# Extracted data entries
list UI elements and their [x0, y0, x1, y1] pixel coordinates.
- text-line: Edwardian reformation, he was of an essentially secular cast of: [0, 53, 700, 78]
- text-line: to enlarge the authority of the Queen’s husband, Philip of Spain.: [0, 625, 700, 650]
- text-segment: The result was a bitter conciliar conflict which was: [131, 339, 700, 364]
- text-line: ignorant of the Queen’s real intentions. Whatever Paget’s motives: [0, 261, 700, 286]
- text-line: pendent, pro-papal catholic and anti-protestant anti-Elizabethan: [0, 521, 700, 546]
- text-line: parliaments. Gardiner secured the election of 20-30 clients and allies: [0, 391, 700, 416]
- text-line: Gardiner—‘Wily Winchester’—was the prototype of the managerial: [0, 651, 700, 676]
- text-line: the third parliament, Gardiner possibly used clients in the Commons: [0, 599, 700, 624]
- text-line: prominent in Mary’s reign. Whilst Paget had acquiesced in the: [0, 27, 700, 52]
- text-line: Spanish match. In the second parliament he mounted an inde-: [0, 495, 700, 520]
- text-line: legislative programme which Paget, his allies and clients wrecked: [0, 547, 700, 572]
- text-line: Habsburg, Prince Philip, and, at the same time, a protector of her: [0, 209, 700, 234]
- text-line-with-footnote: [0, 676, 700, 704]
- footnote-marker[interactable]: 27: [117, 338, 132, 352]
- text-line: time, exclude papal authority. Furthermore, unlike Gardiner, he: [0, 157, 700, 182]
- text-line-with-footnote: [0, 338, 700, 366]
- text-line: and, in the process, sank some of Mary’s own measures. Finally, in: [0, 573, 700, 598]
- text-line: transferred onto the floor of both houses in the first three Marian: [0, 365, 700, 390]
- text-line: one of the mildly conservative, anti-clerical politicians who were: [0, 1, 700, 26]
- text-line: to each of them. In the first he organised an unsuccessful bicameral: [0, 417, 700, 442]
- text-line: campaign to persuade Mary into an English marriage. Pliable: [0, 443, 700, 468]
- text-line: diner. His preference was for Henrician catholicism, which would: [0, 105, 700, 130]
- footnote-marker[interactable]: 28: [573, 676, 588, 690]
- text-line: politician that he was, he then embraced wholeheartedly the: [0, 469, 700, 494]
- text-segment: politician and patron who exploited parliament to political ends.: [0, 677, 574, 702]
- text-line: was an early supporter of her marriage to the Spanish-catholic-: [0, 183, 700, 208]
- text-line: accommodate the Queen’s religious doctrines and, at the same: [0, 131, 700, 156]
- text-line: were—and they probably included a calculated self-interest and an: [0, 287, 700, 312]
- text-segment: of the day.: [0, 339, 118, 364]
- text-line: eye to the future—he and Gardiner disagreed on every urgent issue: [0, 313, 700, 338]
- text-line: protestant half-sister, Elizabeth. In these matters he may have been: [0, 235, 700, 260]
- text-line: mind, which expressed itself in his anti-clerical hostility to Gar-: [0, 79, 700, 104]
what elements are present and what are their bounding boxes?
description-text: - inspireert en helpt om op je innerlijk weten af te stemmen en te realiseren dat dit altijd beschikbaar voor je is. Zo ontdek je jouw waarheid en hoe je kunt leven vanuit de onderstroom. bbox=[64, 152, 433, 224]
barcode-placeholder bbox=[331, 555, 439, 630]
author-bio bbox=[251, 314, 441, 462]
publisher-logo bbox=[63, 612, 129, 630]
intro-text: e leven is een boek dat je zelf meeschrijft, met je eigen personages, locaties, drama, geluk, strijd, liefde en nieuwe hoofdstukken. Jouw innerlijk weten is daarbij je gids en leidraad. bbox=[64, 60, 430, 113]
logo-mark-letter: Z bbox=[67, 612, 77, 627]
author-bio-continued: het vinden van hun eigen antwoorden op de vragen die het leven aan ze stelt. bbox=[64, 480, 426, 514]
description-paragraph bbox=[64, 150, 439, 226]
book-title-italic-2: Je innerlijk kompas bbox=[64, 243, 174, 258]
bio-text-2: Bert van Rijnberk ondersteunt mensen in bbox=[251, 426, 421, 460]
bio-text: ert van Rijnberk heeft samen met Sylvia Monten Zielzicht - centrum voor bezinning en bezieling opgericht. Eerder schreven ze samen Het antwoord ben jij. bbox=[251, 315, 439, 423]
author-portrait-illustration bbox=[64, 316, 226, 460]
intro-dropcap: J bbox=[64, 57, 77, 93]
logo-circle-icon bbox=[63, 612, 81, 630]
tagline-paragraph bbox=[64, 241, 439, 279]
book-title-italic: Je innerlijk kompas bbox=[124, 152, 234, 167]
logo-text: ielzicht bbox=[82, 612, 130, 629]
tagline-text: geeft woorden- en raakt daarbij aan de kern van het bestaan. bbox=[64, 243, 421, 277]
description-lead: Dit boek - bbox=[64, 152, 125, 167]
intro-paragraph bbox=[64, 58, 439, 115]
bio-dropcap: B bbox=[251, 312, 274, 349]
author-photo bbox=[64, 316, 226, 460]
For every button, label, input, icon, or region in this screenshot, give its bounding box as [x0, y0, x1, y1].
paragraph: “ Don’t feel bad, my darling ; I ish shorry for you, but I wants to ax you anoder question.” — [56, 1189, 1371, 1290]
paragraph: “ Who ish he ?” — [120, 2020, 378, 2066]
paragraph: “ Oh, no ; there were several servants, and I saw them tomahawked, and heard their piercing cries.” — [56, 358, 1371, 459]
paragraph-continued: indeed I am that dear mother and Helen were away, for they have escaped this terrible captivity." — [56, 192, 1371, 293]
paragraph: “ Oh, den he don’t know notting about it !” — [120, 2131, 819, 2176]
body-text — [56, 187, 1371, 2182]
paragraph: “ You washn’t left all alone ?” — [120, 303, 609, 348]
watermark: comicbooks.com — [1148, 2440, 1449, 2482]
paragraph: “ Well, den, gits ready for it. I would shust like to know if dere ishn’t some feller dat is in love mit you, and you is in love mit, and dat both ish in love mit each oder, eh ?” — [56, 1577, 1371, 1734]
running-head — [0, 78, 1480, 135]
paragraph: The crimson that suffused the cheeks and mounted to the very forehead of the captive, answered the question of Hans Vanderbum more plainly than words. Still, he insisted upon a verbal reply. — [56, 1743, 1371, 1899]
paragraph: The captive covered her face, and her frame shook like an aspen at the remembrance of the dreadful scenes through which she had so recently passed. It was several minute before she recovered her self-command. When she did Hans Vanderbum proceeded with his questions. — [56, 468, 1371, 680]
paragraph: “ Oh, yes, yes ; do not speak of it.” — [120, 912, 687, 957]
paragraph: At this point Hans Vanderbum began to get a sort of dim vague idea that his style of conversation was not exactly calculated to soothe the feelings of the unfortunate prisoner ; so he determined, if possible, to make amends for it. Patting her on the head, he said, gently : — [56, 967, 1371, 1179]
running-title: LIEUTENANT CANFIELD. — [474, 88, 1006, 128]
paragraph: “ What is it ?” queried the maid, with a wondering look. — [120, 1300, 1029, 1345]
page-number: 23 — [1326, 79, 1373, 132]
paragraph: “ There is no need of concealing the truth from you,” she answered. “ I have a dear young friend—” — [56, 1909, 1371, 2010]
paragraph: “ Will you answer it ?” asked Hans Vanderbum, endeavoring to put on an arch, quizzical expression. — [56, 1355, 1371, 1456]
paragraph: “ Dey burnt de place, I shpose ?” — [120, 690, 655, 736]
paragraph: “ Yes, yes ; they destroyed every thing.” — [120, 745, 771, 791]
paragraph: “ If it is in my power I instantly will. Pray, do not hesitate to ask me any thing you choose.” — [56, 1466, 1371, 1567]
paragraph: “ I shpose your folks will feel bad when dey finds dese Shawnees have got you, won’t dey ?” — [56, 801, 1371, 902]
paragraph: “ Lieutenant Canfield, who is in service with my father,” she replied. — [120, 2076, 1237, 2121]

# Task directions
Could you reproduce every line of the data above word for word?

# Result of the exercise
list UI elements and their [x0, y0, x1, y1] pixel coordinates.
- text-line: Edwardian reformation, he was of an essentially secular cast of: [0, 53, 700, 78]
- text-line: to enlarge the authority of the Queen’s husband, Philip of Spain.: [0, 625, 700, 650]
- text-segment: The result was a bitter conciliar conflict which was: [131, 339, 700, 364]
- text-line: ignorant of the Queen’s real intentions. Whatever Paget’s motives: [0, 261, 700, 286]
- text-line: pendent, pro-papal catholic and anti-protestant anti-Elizabethan: [0, 521, 700, 546]
- text-line: parliaments. Gardiner secured the election of 20-30 clients and allies: [0, 391, 700, 416]
- text-line: Gardiner—‘Wily Winchester’—was the prototype of the managerial: [0, 651, 700, 676]
- text-line: the third parliament, Gardiner possibly used clients in the Commons: [0, 599, 700, 624]
- text-line: prominent in Mary’s reign. Whilst Paget had acquiesced in the: [0, 27, 700, 52]
- text-line: Spanish match. In the second parliament he mounted an inde-: [0, 495, 700, 520]
- text-line: legislative programme which Paget, his allies and clients wrecked: [0, 547, 700, 572]
- text-line: Habsburg, Prince Philip, and, at the same time, a protector of her: [0, 209, 700, 234]
- text-line-with-footnote: [0, 676, 700, 704]
- footnote-marker[interactable]: 27: [117, 338, 132, 352]
- text-line: time, exclude papal authority. Furthermore, unlike Gardiner, he: [0, 157, 700, 182]
- text-line-with-footnote: [0, 338, 700, 366]
- text-line: and, in the process, sank some of Mary’s own measures. Finally, in: [0, 573, 700, 598]
- text-line: transferred onto the floor of both houses in the first three Marian: [0, 365, 700, 390]
- text-line: one of the mildly conservative, anti-clerical politicians who were: [0, 1, 700, 26]
- text-line: to each of them. In the first he organised an unsuccessful bicameral: [0, 417, 700, 442]
- text-line: campaign to persuade Mary into an English marriage. Pliable: [0, 443, 700, 468]
- text-line: diner. His preference was for Henrician catholicism, which would: [0, 105, 700, 130]
- footnote-marker[interactable]: 28: [573, 676, 588, 690]
- text-line: politician that he was, he then embraced wholeheartedly the: [0, 469, 700, 494]
- text-segment: politician and patron who exploited parliament to political ends.: [0, 677, 574, 702]
- text-line: was an early supporter of her marriage to the Spanish-catholic-: [0, 183, 700, 208]
- text-line: accommodate the Queen’s religious doctrines and, at the same: [0, 131, 700, 156]
- text-line: were—and they probably included a calculated self-interest and an: [0, 287, 700, 312]
- text-segment: of the day.: [0, 339, 118, 364]
- text-line: eye to the future—he and Gardiner disagreed on every urgent issue: [0, 313, 700, 338]
- text-line: protestant half-sister, Elizabeth. In these matters he may have been: [0, 235, 700, 260]
- text-line: mind, which expressed itself in his anti-clerical hostility to Gar-: [0, 79, 700, 104]
what elements are present and what are their bounding boxes?
description-text: - inspireert en helpt om op je innerlijk weten af te stemmen en te realiseren dat dit altijd beschikbaar voor je is. Zo ontdek je jouw waarheid en hoe je kunt leven vanuit de onderstroom. bbox=[64, 152, 433, 224]
barcode-placeholder bbox=[331, 555, 439, 630]
author-bio bbox=[251, 314, 441, 462]
publisher-logo bbox=[63, 612, 129, 630]
intro-text: e leven is een boek dat je zelf meeschrijft, met je eigen personages, locaties, drama, geluk, strijd, liefde en nieuwe hoofdstukken. Jouw innerlijk weten is daarbij je gids en leidraad. bbox=[64, 60, 430, 113]
logo-mark-letter: Z bbox=[67, 612, 77, 627]
author-bio-continued: het vinden van hun eigen antwoorden op de vragen die het leven aan ze stelt. bbox=[64, 480, 426, 514]
description-paragraph bbox=[64, 150, 439, 226]
book-title-italic-2: Je innerlijk kompas bbox=[64, 243, 174, 258]
bio-text-2: Bert van Rijnberk ondersteunt mensen in bbox=[251, 426, 421, 460]
bio-text: ert van Rijnberk heeft samen met Sylvia Monten Zielzicht - centrum voor bezinning en bezieling opgericht. Eerder schreven ze samen Het antwoord ben jij. bbox=[251, 315, 439, 423]
author-portrait-illustration bbox=[64, 316, 226, 460]
intro-dropcap: J bbox=[64, 57, 77, 93]
logo-circle-icon bbox=[63, 612, 81, 630]
tagline-paragraph bbox=[64, 241, 439, 279]
book-title-italic: Je innerlijk kompas bbox=[124, 152, 234, 167]
logo-text: ielzicht bbox=[82, 612, 130, 629]
tagline-text: geeft woorden- en raakt daarbij aan de kern van het bestaan. bbox=[64, 243, 421, 277]
description-lead: Dit boek - bbox=[64, 152, 125, 167]
intro-paragraph bbox=[64, 58, 439, 115]
bio-dropcap: B bbox=[251, 312, 274, 349]
author-photo bbox=[64, 316, 226, 460]
For every button, label, input, icon, or region in this screenshot, give its bounding box as [x0, y0, x1, y1].
paragraph: “ Don’t feel bad, my darling ; I ish shorry for you, but I wants to ax you anoder question.” — [56, 1189, 1371, 1290]
paragraph: “ Who ish he ?” — [120, 2020, 378, 2066]
paragraph: “ Oh, no ; there were several servants, and I saw them tomahawked, and heard their piercing cries.” — [56, 358, 1371, 459]
paragraph-continued: indeed I am that dear mother and Helen were away, for they have escaped this terrible captivity." — [56, 192, 1371, 293]
paragraph: “ Oh, den he don’t know notting about it !” — [120, 2131, 819, 2176]
body-text — [56, 187, 1371, 2182]
paragraph: “ You washn’t left all alone ?” — [120, 303, 609, 348]
watermark: comicbooks.com — [1148, 2440, 1449, 2482]
paragraph: “ Well, den, gits ready for it. I would shust like to know if dere ishn’t some feller dat is in love mit you, and you is in love mit, and dat both ish in love mit each oder, eh ?” — [56, 1577, 1371, 1734]
running-head — [0, 78, 1480, 135]
paragraph: The crimson that suffused the cheeks and mounted to the very forehead of the captive, answered the question of Hans Vanderbum more plainly than words. Still, he insisted upon a verbal reply. — [56, 1743, 1371, 1899]
paragraph: The captive covered her face, and her frame shook like an aspen at the remembrance of the dreadful scenes through which she had so recently passed. It was several minute before she recovered her self-command. When she did Hans Vanderbum proceeded with his questions. — [56, 468, 1371, 680]
paragraph: “ Oh, yes, yes ; do not speak of it.” — [120, 912, 687, 957]
paragraph: At this point Hans Vanderbum began to get a sort of dim vague idea that his style of conversation was not exactly calculated to soothe the feelings of the unfortunate prisoner ; so he determined, if possible, to make amends for it. Patting her on the head, he said, gently : — [56, 967, 1371, 1179]
running-title: LIEUTENANT CANFIELD. — [474, 88, 1006, 128]
paragraph: “ What is it ?” queried the maid, with a wondering look. — [120, 1300, 1029, 1345]
page-number: 23 — [1326, 79, 1373, 132]
paragraph: “ There is no need of concealing the truth from you,” she answered. “ I have a dear young friend—” — [56, 1909, 1371, 2010]
paragraph: “ Will you answer it ?” asked Hans Vanderbum, endeavoring to put on an arch, quizzical expression. — [56, 1355, 1371, 1456]
paragraph: “ Dey burnt de place, I shpose ?” — [120, 690, 655, 736]
paragraph: “ Yes, yes ; they destroyed every thing.” — [120, 745, 771, 791]
paragraph: “ If it is in my power I instantly will. Pray, do not hesitate to ask me any thing you choose.” — [56, 1466, 1371, 1567]
paragraph: “ I shpose your folks will feel bad when dey finds dese Shawnees have got you, won’t dey ?” — [56, 801, 1371, 902]
paragraph: “ Lieutenant Canfield, who is in service with my father,” she replied. — [120, 2076, 1237, 2121]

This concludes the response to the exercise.